● **What this task involves**: Exactly reproduce each record listed below.

● **Records supplied**:
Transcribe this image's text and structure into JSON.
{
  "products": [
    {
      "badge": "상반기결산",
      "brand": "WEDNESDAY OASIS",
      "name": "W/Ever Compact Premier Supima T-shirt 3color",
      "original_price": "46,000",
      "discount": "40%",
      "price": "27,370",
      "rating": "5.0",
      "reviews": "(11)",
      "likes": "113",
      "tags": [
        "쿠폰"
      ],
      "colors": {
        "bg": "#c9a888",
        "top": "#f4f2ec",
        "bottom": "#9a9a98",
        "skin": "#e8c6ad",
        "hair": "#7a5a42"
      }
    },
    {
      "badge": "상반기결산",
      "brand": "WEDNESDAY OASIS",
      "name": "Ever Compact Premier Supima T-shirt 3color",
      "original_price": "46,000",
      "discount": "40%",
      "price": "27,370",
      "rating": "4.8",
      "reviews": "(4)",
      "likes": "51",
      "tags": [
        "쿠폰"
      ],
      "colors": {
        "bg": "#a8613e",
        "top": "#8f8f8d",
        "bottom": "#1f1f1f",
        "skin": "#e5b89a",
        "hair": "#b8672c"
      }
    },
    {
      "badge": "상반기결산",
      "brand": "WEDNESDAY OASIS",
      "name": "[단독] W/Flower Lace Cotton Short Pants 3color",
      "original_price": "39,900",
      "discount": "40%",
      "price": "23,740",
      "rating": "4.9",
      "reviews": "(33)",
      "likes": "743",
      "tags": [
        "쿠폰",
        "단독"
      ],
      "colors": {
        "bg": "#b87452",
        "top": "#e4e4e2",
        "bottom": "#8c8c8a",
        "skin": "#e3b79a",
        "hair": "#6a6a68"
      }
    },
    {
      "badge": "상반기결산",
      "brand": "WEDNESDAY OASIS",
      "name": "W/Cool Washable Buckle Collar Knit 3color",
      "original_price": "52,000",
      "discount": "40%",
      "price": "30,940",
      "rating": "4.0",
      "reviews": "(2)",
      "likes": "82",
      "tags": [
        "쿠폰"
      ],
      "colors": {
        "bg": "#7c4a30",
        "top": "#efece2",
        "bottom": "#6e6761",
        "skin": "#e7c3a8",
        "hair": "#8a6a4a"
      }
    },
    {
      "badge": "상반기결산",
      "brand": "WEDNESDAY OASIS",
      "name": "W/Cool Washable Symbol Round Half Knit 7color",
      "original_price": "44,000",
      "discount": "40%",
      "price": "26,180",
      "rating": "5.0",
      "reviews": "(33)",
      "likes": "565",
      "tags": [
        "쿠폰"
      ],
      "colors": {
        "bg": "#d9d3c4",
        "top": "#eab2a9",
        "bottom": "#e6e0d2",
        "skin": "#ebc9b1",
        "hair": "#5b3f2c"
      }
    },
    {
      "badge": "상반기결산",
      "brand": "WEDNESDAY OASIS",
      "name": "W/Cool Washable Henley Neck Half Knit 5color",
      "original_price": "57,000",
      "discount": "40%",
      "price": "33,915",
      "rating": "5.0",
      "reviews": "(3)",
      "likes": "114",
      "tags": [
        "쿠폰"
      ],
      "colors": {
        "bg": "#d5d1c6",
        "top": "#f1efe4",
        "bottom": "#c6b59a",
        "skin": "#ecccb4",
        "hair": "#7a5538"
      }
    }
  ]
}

● **Exercise output**:
Transcribe this image's text and structure into JSON.
{
  "products": [
    {
      "badge": "상반기결산",
      "brand": "WEDNESDAY OASIS",
      "name": "W/Ever Compact Premier Supima T-shirt 3color",
      "original_price": "46,000",
      "discount": "40%",
      "price": "27,370",
      "rating": "5.0",
      "reviews": "(11)",
      "likes": "113",
      "tags": [
        "쿠폰"
      ],
      "colors": {
        "bg": "#c9a888",
        "top": "#f4f2ec",
        "bottom": "#9a9a98",
        "skin": "#e8c6ad",
        "hair": "#7a5a42"
      }
    },
    {
      "badge": "상반기결산",
      "brand": "WEDNESDAY OASIS",
      "name": "Ever Compact Premier Supima T-shirt 3color",
      "original_price": "46,000",
      "discount": "40%",
      "price": "27,370",
      "rating": "4.8",
      "reviews": "(4)",
      "likes": "51",
      "tags": [
        "쿠폰"
      ],
      "colors": {
        "bg": "#a8613e",
        "top": "#8f8f8d",
        "bottom": "#1f1f1f",
        "skin": "#e5b89a",
        "hair": "#b8672c"
      }
    },
    {
      "badge": "상반기결산",
      "brand": "WEDNESDAY OASIS",
      "name": "[단독] W/Flower Lace Cotton Short Pants 3color",
      "original_price": "39,900",
      "discount": "40%",
      "price": "23,740",
      "rating": "4.9",
      "reviews": "(33)",
      "likes": "743",
      "tags": [
        "쿠폰",
        "단독"
      ],
      "colors": {
        "bg": "#b87452",
        "top": "#e4e4e2",
        "bottom": "#8c8c8a",
        "skin": "#e3b79a",
        "hair": "#6a6a68"
      }
    },
    {
      "badge": "상반기결산",
      "brand": "WEDNESDAY OASIS",
      "name": "W/Cool Washable Buckle Collar Knit 3color",
      "original_price": "52,000",
      "discount": "40%",
      "price": "30,940",
      "rating": "4.0",
      "reviews": "(2)",
      "likes": "82",
      "tags": [
        "쿠폰"
      ],
      "colors": {
        "bg": "#7c4a30",
        "top": "#efece2",
        "bottom": "#6e6761",
        "skin": "#e7c3a8",
        "hair": "#8a6a4a"
      }
    },
    {
      "badge": "상반기결산",
      "brand": "WEDNESDAY OASIS",
      "name": "W/Cool Washable Symbol Round Half Knit 7color",
      "original_price": "44,000",
      "discount": "40%",
      "price": "26,180",
      "rating": "5.0",
      "reviews": "(33)",
      "likes": "565",
      "tags": [
        "쿠폰"
      ],
      "colors": {
        "bg": "#d9d3c4",
        "top": "#eab2a9",
        "bottom": "#e6e0d2",
        "skin": "#ebc9b1",
        "hair": "#5b3f2c"
      }
    },
    {
      "badge": "상반기결산",
      "brand": "WEDNESDAY OASIS",
      "name": "W/Cool Washable Henley Neck Half Knit 5color",
      "original_price": "57,000",
      "discount": "40%",
      "price": "33,915",
      "rating": "5.0",
      "reviews": "(3)",
      "likes": "114",
      "tags": [
        "쿠폰"
      ],
      "colors": {
        "bg": "#d5d1c6",
        "top": "#f1efe4",
        "bottom": "#c6b59a",
        "skin": "#ecccb4",
        "hair": "#7a5538"
      }
    }
  ]
}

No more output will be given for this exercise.